- **Task inputs**:

_ _ _ _

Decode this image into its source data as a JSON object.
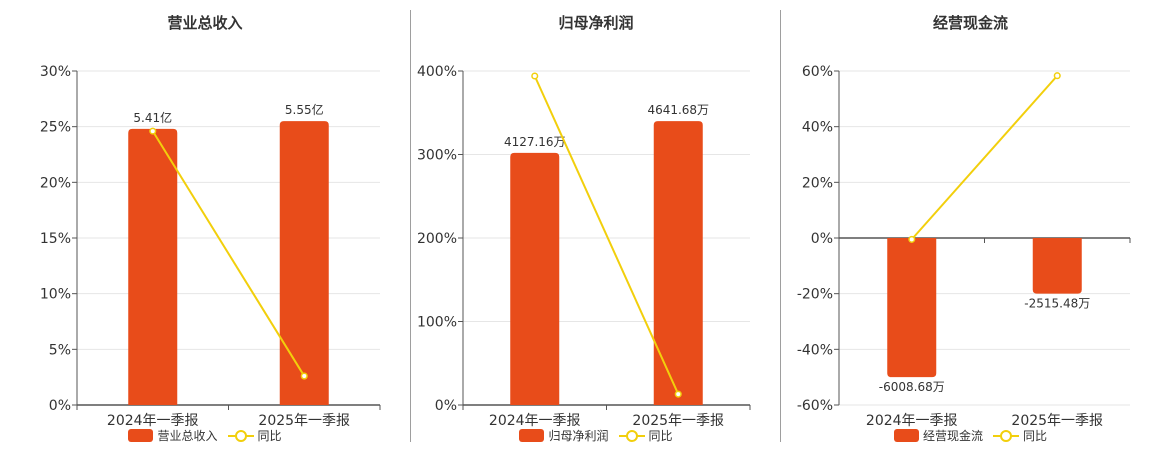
{
  "colors": {
    "bar": "#E84C1A",
    "line": "#F2CF0C",
    "grid": "#e6e6e6",
    "axis": "#555555",
    "text": "#333333"
  },
  "chart_data": [
    {
      "type": "bar",
      "title": "营业总收入",
      "categories": [
        "2024年一季报",
        "2025年一季报"
      ],
      "series": [
        {
          "name": "营业总收入",
          "type": "bar",
          "values": [
            24.8,
            25.5
          ],
          "labels": [
            "5.41亿",
            "5.55亿"
          ]
        },
        {
          "name": "同比",
          "type": "line",
          "values": [
            24.6,
            2.6
          ]
        }
      ],
      "yticks": [
        "0%",
        "5%",
        "10%",
        "15%",
        "20%",
        "25%",
        "30%"
      ],
      "ylim": [
        0,
        30
      ],
      "legend": "bottom"
    },
    {
      "type": "bar",
      "title": "归母净利润",
      "categories": [
        "2024年一季报",
        "2025年一季报"
      ],
      "series": [
        {
          "name": "归母净利润",
          "type": "bar",
          "values": [
            302,
            340
          ],
          "labels": [
            "4127.16万",
            "4641.68万"
          ]
        },
        {
          "name": "同比",
          "type": "line",
          "values": [
            394,
            13
          ]
        }
      ],
      "yticks": [
        "0%",
        "100%",
        "200%",
        "300%",
        "400%"
      ],
      "ylim": [
        0,
        400
      ],
      "legend": "bottom"
    },
    {
      "type": "bar",
      "title": "经营现金流",
      "categories": [
        "2024年一季报",
        "2025年一季报"
      ],
      "series": [
        {
          "name": "经营现金流",
          "type": "bar",
          "values": [
            -50,
            -20
          ],
          "labels": [
            "-6008.68万",
            "-2515.48万"
          ]
        },
        {
          "name": "同比",
          "type": "line",
          "values": [
            -0.5,
            58.3
          ]
        }
      ],
      "yticks": [
        "-60%",
        "-40%",
        "-20%",
        "0%",
        "20%",
        "40%",
        "60%"
      ],
      "ylim": [
        -60,
        60
      ],
      "legend": "bottom"
    }
  ]
}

_ _ _ _

- **What you should do**:
Without the pictures, print the whole listing exactly as given.

- **Final result**:
Decode this image into its source data as a JSON object.
{
  "colors": {
    "bar": "#E84C1A",
    "line": "#F2CF0C",
    "grid": "#e6e6e6",
    "axis": "#555555",
    "text": "#333333"
  },
  "chart_data": [
    {
      "type": "bar",
      "title": "营业总收入",
      "categories": [
        "2024年一季报",
        "2025年一季报"
      ],
      "series": [
        {
          "name": "营业总收入",
          "type": "bar",
          "values": [
            24.8,
            25.5
          ],
          "labels": [
            "5.41亿",
            "5.55亿"
          ]
        },
        {
          "name": "同比",
          "type": "line",
          "values": [
            24.6,
            2.6
          ]
        }
      ],
      "yticks": [
        "0%",
        "5%",
        "10%",
        "15%",
        "20%",
        "25%",
        "30%"
      ],
      "ylim": [
        0,
        30
      ],
      "legend": "bottom"
    },
    {
      "type": "bar",
      "title": "归母净利润",
      "categories": [
        "2024年一季报",
        "2025年一季报"
      ],
      "series": [
        {
          "name": "归母净利润",
          "type": "bar",
          "values": [
            302,
            340
          ],
          "labels": [
            "4127.16万",
            "4641.68万"
          ]
        },
        {
          "name": "同比",
          "type": "line",
          "values": [
            394,
            13
          ]
        }
      ],
      "yticks": [
        "0%",
        "100%",
        "200%",
        "300%",
        "400%"
      ],
      "ylim": [
        0,
        400
      ],
      "legend": "bottom"
    },
    {
      "type": "bar",
      "title": "经营现金流",
      "categories": [
        "2024年一季报",
        "2025年一季报"
      ],
      "series": [
        {
          "name": "经营现金流",
          "type": "bar",
          "values": [
            -50,
            -20
          ],
          "labels": [
            "-6008.68万",
            "-2515.48万"
          ]
        },
        {
          "name": "同比",
          "type": "line",
          "values": [
            -0.5,
            58.3
          ]
        }
      ],
      "yticks": [
        "-60%",
        "-40%",
        "-20%",
        "0%",
        "20%",
        "40%",
        "60%"
      ],
      "ylim": [
        -60,
        60
      ],
      "legend": "bottom"
    }
  ]
}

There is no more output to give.